# What is needed
Report, as a bare number, how many lines hold "Belletti".

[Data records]
[Begin]

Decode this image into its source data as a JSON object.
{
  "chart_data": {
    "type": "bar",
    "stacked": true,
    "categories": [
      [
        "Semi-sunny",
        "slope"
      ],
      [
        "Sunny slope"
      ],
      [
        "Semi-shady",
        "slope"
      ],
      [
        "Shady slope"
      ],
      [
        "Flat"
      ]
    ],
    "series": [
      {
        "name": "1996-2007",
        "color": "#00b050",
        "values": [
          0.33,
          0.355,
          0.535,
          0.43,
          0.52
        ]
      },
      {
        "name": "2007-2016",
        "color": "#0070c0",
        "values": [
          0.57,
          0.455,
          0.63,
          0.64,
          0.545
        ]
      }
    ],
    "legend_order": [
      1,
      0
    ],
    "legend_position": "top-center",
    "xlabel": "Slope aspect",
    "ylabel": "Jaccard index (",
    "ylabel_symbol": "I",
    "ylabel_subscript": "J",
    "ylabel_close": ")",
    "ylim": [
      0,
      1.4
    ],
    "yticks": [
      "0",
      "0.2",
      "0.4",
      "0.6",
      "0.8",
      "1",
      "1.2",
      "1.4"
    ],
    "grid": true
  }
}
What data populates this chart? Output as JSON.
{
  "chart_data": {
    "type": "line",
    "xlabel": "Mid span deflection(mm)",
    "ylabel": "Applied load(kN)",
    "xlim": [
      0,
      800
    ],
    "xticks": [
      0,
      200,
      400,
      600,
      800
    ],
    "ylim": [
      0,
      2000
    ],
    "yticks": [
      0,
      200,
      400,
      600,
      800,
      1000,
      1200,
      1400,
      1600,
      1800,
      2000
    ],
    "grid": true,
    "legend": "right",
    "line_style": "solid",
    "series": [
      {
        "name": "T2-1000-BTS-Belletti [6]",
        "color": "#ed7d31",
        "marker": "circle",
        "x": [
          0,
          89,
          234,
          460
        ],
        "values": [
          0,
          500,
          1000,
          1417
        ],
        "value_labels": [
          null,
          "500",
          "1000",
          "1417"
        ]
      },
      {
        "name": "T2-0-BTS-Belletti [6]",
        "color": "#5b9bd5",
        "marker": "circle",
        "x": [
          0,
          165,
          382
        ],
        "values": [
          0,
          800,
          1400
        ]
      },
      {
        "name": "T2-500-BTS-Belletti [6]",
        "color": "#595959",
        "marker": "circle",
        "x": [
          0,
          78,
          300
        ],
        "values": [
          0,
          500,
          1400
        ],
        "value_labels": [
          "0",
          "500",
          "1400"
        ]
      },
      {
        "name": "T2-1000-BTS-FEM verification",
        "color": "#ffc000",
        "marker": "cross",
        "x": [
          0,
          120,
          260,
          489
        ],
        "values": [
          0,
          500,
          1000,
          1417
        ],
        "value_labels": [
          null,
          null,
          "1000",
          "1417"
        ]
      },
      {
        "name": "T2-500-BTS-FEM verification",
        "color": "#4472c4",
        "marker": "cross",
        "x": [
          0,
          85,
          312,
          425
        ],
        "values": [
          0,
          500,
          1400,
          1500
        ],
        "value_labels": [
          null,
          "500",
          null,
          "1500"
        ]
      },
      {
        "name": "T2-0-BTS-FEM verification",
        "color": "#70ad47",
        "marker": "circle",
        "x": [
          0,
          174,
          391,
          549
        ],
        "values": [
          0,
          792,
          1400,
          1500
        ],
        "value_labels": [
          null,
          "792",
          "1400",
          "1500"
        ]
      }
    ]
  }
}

[End]

# Reply
3